AIM OF THE EXERCISE | Give a verbatim copy of the lines below, minus the pictures.

(Excerpt from a dataset)
——————————

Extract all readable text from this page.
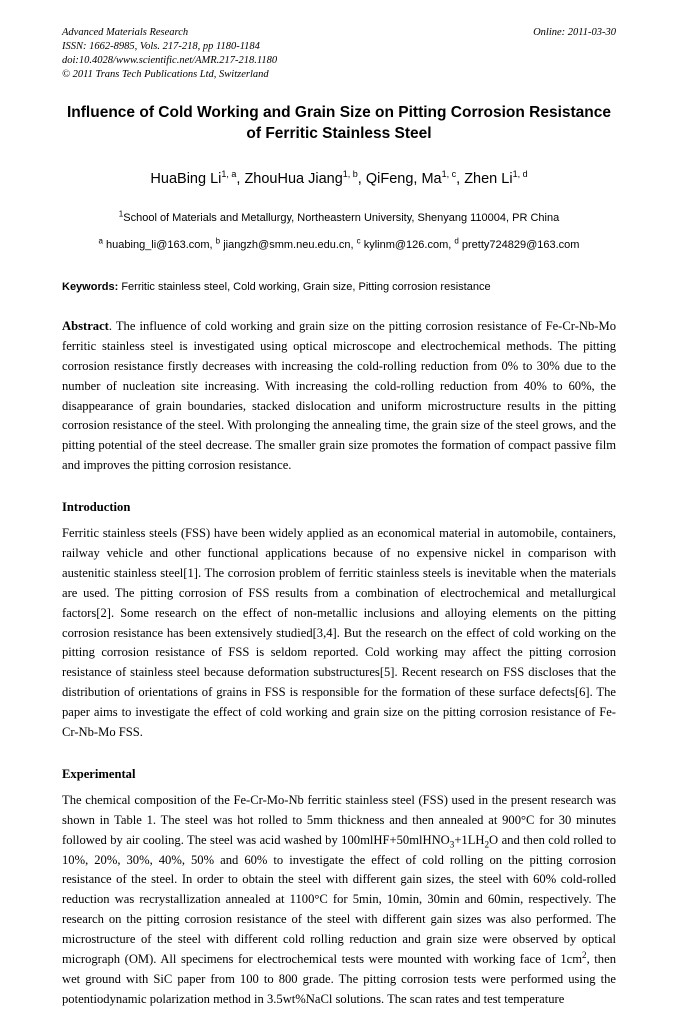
Advanced Materials Research
ISSN: 1662-8985, Vols. 217-218, pp 1180-1184
doi:10.4028/www.scientific.net/AMR.217-218.1180
© 2011 Trans Tech Publications Ltd, Switzerland
Online: 2011-03-30
Influence of Cold Working and Grain Size on Pitting Corrosion Resistance of Ferritic Stainless Steel
HuaBing Li$^{1, a}$, ZhouHua Jiang$^{1, b}$, QiFeng, Ma$^{1, c}$, Zhen Li$^{1, d}$
$^1$School of Materials and Metallurgy, Northeastern University, Shenyang 110004, PR China
$^a$ huabing_li@163.com, $^b$ jiangzh@smm.neu.edu.cn, $^c$ kylinm@126.com, $^d$ pretty724829@163.com
Keywords: Ferritic stainless steel, Cold working, Grain size, Pitting corrosion resistance
Abstract. The influence of cold working and grain size on the pitting corrosion resistance of Fe-Cr-Nb-Mo ferritic stainless steel is investigated using optical microscope and electrochemical methods. The pitting corrosion resistance firstly decreases with increasing the cold-rolling reduction from 0% to 30% due to the number of nucleation site increasing. With increasing the cold-rolling reduction from 40% to 60%, the disappearance of grain boundaries, stacked dislocation and uniform microstructure results in the pitting corrosion resistance of the steel. With prolonging the annealing time, the grain size of the steel grows, and the pitting potential of the steel decrease. The smaller grain size promotes the formation of compact passive film and improves the pitting corrosion resistance.
Introduction
Ferritic stainless steels (FSS) have been widely applied as an economical material in automobile, containers, railway vehicle and other functional applications because of no expensive nickel in comparison with austenitic stainless steel[1]. The corrosion problem of ferritic stainless steels is inevitable when the materials are used. The pitting corrosion of FSS results from a combination of electrochemical and metallurgical factors[2]. Some research on the effect of non-metallic inclusions and alloying elements on the pitting corrosion resistance has been extensively studied[3,4]. But the research on the effect of cold working on the pitting corrosion resistance of FSS is seldom reported. Cold working may affect the pitting corrosion resistance of stainless steel because deformation substructures[5]. Recent research on FSS discloses that the distribution of orientations of grains in FSS is responsible for the formation of these surface defects[6]. The paper aims to investigate the effect of cold working and grain size on the pitting corrosion resistance of Fe-Cr-Nb-Mo FSS.
Experimental
The chemical composition of the Fe-Cr-Mo-Nb ferritic stainless steel (FSS) used in the present research was shown in Table 1. The steel was hot rolled to 5mm thickness and then annealed at 900°C for 30 minutes followed by air cooling. The steel was acid washed by $100mlHF+50mlHNO_3+1LH_2O$ and then cold rolled to 10%, 20%, 30%, 40%, 50% and 60% to investigate the effect of cold rolling on the pitting corrosion resistance of the steel. In order to obtain the steel with different gain sizes, the steel with 60% cold-rolled reduction was recrystallization annealed at 1100°C for 5min, 10min, 30min and 60min, respectively. The research on the pitting corrosion resistance of the steel with different gain sizes was also performed. The microstructure of the steel with different cold rolling reduction and grain size were observed by optical micrograph (OM). All specimens for electrochemical tests were mounted with working face of $1cm^2$, then wet ground with SiC paper from 100 to 800 grade. The pitting corrosion tests were performed using the potentiodynamic polarization method in 3.5wt%NaCl solutions. The scan rates and test temperature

——————————

EXERCISE SOLUTION |
Extract all readable text from this page.
Advanced Materials Research
ISSN: 1662-8985, Vols. 217-218, pp 1180-1184
doi:10.4028/www.scientific.net/AMR.217-218.1180
© 2011 Trans Tech Publications Ltd, Switzerland
Online: 2011-03-30
Influence of Cold Working and Grain Size on Pitting Corrosion Resistance of Ferritic Stainless Steel
HuaBing Li$^{1, a}$, ZhouHua Jiang$^{1, b}$, QiFeng, Ma$^{1, c}$, Zhen Li$^{1, d}$
$^1$School of Materials and Metallurgy, Northeastern University, Shenyang 110004, PR China
$^a$ huabing_li@163.com, $^b$ jiangzh@smm.neu.edu.cn, $^c$ kylinm@126.com, $^d$ pretty724829@163.com
Keywords: Ferritic stainless steel, Cold working, Grain size, Pitting corrosion resistance
Abstract. The influence of cold working and grain size on the pitting corrosion resistance of Fe-Cr-Nb-Mo ferritic stainless steel is investigated using optical microscope and electrochemical methods. The pitting corrosion resistance firstly decreases with increasing the cold-rolling reduction from 0% to 30% due to the number of nucleation site increasing. With increasing the cold-rolling reduction from 40% to 60%, the disappearance of grain boundaries, stacked dislocation and uniform microstructure results in the pitting corrosion resistance of the steel. With prolonging the annealing time, the grain size of the steel grows, and the pitting potential of the steel decrease. The smaller grain size promotes the formation of compact passive film and improves the pitting corrosion resistance.
Introduction
Ferritic stainless steels (FSS) have been widely applied as an economical material in automobile, containers, railway vehicle and other functional applications because of no expensive nickel in comparison with austenitic stainless steel[1]. The corrosion problem of ferritic stainless steels is inevitable when the materials are used. The pitting corrosion of FSS results from a combination of electrochemical and metallurgical factors[2]. Some research on the effect of non-metallic inclusions and alloying elements on the pitting corrosion resistance has been extensively studied[3,4]. But the research on the effect of cold working on the pitting corrosion resistance of FSS is seldom reported. Cold working may affect the pitting corrosion resistance of stainless steel because deformation substructures[5]. Recent research on FSS discloses that the distribution of orientations of grains in FSS is responsible for the formation of these surface defects[6]. The paper aims to investigate the effect of cold working and grain size on the pitting corrosion resistance of Fe-Cr-Nb-Mo FSS.
Experimental
The chemical composition of the Fe-Cr-Mo-Nb ferritic stainless steel (FSS) used in the present research was shown in Table 1. The steel was hot rolled to 5mm thickness and then annealed at 900°C for 30 minutes followed by air cooling. The steel was acid washed by $100mlHF+50mlHNO_3+1LH_2O$ and then cold rolled to 10%, 20%, 30%, 40%, 50% and 60% to investigate the effect of cold rolling on the pitting corrosion resistance of the steel. In order to obtain the steel with different gain sizes, the steel with 60% cold-rolled reduction was recrystallization annealed at 1100°C for 5min, 10min, 30min and 60min, respectively. The research on the pitting corrosion resistance of the steel with different gain sizes was also performed. The microstructure of the steel with different cold rolling reduction and grain size were observed by optical micrograph (OM). All specimens for electrochemical tests were mounted with working face of $1cm^2$, then wet ground with SiC paper from 100 to 800 grade. The pitting corrosion tests were performed using the potentiodynamic polarization method in 3.5wt%NaCl solutions. The scan rates and test temperature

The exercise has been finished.